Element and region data
* Start *
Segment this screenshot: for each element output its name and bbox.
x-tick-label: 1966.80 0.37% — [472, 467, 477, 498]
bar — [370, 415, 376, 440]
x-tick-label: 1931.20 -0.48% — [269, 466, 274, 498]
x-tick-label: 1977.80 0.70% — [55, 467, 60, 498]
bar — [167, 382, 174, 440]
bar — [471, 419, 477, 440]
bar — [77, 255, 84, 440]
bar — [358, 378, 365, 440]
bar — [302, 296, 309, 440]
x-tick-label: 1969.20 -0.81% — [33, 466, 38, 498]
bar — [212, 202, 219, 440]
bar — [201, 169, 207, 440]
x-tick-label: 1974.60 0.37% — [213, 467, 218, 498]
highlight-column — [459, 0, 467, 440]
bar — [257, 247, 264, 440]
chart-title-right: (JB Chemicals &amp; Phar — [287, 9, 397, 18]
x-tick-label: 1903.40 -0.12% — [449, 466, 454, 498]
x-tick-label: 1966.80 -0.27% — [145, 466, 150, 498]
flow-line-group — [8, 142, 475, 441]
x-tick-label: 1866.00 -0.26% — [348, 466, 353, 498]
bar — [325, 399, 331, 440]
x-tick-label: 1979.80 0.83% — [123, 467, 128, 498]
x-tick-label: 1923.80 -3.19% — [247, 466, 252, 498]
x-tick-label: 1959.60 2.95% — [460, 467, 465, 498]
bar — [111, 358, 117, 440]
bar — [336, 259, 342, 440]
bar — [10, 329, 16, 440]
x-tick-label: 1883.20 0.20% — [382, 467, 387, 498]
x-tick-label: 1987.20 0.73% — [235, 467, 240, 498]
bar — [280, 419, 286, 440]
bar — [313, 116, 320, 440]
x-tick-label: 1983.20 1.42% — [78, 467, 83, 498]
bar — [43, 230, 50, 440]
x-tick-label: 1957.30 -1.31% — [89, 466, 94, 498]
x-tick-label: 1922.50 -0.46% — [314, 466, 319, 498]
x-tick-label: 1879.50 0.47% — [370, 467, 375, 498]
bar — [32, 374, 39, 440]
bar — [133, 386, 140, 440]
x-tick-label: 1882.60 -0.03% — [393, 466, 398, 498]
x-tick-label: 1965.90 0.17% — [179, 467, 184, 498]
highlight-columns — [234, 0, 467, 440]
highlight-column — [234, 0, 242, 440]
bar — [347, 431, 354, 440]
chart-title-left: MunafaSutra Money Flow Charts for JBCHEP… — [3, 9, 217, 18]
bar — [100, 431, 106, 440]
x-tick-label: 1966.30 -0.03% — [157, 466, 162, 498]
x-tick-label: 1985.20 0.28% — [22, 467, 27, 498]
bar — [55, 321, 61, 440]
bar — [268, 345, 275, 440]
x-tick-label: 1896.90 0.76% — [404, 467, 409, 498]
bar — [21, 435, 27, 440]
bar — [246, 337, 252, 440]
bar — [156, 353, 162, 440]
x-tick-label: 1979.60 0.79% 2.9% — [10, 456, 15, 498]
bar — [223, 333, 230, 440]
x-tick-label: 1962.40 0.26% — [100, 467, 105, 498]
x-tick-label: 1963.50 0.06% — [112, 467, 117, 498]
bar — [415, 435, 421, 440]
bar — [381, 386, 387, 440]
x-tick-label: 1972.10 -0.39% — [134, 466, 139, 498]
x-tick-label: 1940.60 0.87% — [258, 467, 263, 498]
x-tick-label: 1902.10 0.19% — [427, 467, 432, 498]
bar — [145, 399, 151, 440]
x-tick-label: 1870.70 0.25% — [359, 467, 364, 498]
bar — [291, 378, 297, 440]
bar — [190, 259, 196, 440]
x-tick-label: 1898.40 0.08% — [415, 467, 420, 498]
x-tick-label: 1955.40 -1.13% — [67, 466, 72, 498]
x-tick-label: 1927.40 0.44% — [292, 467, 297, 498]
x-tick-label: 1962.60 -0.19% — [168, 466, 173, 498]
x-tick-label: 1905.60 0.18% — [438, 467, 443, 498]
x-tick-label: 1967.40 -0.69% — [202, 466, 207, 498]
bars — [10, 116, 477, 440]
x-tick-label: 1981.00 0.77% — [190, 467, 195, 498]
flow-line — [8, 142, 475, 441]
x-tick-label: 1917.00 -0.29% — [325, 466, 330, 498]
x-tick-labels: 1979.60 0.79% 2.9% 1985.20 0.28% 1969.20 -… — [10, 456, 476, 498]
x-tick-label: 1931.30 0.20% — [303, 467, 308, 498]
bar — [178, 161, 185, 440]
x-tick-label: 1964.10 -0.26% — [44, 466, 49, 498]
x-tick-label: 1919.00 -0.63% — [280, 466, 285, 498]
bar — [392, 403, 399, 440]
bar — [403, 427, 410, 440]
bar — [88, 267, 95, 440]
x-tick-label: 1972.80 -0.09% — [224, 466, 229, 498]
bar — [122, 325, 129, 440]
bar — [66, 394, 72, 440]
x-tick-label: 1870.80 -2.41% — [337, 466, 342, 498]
* End *
INSTRUCTIONS TO FOLLOW:
Report every row above that contains "line".

RESULT BELOW:
flow-line-group — [8, 142, 475, 441]
flow-line — [8, 142, 475, 441]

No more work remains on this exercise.